Some records =
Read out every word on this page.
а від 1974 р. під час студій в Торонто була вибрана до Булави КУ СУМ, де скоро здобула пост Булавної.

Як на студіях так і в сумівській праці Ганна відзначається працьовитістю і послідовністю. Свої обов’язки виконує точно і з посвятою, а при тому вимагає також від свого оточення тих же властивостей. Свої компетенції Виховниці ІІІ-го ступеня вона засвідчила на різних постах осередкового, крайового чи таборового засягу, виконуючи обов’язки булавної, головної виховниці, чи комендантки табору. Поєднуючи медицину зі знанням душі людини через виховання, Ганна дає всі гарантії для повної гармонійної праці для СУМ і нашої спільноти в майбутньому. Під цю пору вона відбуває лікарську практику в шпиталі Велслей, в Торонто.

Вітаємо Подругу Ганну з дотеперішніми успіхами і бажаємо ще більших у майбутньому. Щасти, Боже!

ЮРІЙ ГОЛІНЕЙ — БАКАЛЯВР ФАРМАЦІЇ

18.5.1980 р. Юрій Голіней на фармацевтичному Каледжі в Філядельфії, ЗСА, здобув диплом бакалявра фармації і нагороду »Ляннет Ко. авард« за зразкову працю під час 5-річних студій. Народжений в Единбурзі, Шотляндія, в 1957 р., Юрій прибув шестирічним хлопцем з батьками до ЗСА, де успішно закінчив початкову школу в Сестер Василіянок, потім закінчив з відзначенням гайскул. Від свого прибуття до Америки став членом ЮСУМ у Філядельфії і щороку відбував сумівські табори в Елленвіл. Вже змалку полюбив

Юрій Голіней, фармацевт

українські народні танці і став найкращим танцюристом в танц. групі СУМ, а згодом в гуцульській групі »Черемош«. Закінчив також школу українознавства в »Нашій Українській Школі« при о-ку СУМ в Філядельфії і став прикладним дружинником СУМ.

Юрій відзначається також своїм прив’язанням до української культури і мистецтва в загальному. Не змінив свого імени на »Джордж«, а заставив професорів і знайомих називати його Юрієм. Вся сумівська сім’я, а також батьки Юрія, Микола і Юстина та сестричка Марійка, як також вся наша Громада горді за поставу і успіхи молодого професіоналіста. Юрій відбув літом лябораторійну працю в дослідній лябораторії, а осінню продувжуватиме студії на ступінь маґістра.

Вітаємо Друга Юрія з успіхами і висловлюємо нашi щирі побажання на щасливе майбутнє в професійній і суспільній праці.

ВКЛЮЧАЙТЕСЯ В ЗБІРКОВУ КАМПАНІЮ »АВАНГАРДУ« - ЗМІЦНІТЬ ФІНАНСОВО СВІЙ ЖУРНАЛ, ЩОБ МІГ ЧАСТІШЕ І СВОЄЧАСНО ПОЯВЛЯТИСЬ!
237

Task =
Filter the records for lines holding the string "успіхами". Copy each one.

Task output =
Вітаємо Подругу Ганну з дотеперішніми успіхами і бажаємо ще більших у майбутньому. Щасти, Боже!
Вітаємо Друга Юрія з успіхами і висловлюємо нашi щирі побажання на щасливе майбутнє в професійній і суспільній праці.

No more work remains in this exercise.